START Listed entries
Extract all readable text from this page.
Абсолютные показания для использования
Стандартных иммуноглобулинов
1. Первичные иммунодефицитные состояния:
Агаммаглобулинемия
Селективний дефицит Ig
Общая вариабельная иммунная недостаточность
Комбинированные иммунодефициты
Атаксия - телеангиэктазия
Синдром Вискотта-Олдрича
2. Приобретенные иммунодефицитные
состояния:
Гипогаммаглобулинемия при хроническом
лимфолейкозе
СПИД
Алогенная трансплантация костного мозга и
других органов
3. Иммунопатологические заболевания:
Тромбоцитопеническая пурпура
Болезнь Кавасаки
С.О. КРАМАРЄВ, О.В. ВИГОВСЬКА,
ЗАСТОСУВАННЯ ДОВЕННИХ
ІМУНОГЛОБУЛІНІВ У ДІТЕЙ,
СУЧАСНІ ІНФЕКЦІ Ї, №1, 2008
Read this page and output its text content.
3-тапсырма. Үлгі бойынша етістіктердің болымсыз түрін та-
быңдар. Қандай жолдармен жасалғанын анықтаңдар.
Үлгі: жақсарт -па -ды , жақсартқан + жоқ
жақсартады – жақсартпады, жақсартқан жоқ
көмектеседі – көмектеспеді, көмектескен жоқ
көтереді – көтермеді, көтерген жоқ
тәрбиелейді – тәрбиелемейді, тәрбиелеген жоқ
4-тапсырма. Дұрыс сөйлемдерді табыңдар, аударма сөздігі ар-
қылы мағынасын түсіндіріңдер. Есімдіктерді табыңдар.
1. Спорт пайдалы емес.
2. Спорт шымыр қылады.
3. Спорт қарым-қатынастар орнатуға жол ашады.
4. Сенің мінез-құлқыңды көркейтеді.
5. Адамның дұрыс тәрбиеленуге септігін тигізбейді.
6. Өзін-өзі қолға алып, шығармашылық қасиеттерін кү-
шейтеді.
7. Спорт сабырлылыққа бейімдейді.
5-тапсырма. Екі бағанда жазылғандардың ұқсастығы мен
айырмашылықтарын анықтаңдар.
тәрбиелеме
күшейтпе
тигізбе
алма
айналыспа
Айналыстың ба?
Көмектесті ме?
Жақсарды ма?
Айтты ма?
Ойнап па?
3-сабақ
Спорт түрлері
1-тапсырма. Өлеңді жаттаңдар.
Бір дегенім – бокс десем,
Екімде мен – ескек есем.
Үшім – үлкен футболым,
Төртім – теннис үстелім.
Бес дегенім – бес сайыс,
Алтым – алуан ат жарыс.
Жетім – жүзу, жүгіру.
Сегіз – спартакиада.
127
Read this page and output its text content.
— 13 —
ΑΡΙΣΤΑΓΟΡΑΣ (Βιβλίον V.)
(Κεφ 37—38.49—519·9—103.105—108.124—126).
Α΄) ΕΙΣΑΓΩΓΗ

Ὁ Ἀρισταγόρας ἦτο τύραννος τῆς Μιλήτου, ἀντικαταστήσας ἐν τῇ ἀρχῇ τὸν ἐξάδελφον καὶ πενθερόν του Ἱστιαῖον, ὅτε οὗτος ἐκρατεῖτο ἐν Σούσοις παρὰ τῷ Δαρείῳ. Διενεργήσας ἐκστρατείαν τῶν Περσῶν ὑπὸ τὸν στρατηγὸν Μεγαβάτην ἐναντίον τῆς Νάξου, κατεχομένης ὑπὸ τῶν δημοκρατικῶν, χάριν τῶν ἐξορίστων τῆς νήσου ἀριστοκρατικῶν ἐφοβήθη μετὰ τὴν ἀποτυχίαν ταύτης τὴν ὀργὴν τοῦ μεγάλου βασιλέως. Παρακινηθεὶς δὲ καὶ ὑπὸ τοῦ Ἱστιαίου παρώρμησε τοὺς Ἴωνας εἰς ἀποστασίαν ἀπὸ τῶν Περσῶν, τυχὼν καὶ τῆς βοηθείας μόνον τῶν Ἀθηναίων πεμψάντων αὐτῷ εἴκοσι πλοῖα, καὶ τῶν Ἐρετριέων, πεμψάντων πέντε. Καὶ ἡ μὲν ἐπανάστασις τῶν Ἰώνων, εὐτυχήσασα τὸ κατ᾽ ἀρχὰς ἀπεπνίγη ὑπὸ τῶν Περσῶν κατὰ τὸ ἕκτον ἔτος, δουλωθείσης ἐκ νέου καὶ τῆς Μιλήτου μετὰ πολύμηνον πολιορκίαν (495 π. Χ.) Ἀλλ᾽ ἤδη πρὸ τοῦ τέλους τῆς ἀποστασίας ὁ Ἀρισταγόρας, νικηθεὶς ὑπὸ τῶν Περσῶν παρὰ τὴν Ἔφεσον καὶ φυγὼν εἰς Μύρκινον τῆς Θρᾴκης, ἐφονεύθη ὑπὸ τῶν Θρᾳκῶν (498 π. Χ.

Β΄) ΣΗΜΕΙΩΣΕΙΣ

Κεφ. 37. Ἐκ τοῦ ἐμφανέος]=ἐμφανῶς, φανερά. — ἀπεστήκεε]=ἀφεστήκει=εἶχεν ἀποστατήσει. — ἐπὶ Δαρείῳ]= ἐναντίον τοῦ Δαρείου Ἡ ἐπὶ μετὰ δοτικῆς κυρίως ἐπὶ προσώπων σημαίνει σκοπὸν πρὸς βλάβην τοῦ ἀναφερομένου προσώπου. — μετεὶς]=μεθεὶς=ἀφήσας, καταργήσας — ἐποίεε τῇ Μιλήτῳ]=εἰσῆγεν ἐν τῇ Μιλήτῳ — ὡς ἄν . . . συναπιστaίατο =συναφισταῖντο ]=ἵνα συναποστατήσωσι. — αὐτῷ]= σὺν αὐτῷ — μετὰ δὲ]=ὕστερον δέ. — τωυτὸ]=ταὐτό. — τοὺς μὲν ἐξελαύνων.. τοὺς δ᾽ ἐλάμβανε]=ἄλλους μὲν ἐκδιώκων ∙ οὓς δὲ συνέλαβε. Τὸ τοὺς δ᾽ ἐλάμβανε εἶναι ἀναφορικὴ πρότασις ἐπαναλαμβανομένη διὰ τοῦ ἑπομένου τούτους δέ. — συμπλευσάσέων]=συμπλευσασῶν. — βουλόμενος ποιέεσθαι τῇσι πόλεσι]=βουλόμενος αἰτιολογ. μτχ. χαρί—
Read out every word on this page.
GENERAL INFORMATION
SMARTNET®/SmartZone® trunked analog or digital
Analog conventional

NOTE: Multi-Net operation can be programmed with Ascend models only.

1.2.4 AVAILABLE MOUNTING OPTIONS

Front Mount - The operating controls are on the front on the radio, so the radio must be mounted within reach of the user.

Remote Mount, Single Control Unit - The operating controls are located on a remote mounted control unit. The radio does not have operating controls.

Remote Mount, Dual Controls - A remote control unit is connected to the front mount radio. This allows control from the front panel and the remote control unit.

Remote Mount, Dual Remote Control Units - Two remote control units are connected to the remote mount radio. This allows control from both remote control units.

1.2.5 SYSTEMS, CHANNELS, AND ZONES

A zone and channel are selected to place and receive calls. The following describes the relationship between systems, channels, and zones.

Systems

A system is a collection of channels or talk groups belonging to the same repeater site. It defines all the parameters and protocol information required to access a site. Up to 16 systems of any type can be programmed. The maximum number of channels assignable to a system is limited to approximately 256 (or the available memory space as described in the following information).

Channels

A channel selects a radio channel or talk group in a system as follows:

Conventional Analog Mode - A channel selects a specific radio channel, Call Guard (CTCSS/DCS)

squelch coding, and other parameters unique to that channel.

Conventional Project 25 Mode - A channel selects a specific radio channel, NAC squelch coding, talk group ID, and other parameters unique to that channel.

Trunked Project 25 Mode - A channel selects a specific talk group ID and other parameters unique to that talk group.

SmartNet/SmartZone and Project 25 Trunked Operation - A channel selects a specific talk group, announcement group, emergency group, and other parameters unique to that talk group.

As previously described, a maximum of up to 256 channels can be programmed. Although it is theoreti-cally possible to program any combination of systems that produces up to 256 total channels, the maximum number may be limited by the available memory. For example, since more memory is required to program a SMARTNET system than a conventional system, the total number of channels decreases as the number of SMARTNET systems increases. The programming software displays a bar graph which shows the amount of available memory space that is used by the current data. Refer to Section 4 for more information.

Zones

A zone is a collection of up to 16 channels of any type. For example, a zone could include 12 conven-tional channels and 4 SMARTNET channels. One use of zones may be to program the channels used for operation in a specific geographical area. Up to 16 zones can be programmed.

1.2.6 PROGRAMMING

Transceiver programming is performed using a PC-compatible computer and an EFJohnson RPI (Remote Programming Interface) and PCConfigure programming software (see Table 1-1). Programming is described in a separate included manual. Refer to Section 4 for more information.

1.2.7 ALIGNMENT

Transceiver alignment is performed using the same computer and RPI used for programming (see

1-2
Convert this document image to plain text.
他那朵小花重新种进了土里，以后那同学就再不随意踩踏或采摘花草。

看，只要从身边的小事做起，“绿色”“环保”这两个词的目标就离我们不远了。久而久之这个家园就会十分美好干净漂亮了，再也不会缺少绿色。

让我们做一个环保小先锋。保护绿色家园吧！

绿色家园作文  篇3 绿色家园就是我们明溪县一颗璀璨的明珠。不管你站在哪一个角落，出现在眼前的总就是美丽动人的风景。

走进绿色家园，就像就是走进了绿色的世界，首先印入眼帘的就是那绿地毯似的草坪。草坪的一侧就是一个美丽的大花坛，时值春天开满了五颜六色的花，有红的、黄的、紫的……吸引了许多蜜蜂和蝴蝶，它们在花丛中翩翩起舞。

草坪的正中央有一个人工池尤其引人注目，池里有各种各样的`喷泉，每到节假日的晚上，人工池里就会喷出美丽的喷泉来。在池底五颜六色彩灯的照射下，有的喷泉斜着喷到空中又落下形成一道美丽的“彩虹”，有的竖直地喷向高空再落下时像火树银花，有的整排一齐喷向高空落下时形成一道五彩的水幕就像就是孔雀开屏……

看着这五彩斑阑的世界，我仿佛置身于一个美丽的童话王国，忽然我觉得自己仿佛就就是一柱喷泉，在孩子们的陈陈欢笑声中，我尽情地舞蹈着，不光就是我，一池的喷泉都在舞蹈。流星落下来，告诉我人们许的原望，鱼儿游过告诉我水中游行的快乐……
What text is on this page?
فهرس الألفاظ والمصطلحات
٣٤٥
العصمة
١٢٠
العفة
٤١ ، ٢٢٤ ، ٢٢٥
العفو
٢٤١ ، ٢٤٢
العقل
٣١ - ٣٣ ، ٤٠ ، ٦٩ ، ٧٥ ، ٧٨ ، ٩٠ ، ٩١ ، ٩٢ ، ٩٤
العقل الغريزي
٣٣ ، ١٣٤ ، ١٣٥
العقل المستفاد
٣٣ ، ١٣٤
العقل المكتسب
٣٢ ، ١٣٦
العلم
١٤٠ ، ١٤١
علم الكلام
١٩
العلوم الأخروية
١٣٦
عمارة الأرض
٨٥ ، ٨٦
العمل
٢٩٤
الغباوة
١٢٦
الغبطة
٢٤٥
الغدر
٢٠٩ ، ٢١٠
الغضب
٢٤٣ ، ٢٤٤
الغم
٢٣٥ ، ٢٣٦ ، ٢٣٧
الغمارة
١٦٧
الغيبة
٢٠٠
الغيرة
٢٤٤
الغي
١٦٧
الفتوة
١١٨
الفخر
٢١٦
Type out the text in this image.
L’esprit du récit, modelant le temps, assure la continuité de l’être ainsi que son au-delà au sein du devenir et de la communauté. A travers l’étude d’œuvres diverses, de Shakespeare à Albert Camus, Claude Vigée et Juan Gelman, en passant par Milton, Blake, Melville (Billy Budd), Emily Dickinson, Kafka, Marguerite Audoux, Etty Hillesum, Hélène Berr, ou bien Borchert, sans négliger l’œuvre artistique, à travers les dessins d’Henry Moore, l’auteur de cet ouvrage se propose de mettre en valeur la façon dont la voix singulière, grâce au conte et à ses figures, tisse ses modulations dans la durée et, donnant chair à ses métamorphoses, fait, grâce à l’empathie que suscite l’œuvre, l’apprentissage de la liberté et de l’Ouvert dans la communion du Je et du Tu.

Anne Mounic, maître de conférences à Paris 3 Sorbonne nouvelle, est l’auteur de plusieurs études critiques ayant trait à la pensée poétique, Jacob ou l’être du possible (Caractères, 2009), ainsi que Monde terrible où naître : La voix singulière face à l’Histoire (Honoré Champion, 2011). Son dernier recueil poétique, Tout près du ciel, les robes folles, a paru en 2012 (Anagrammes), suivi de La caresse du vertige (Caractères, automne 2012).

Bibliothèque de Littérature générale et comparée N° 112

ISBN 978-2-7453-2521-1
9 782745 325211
END Listed entries
_Stated goal_: Give only a number: how many lines of the data hold the string "used"?

_Output below_: 3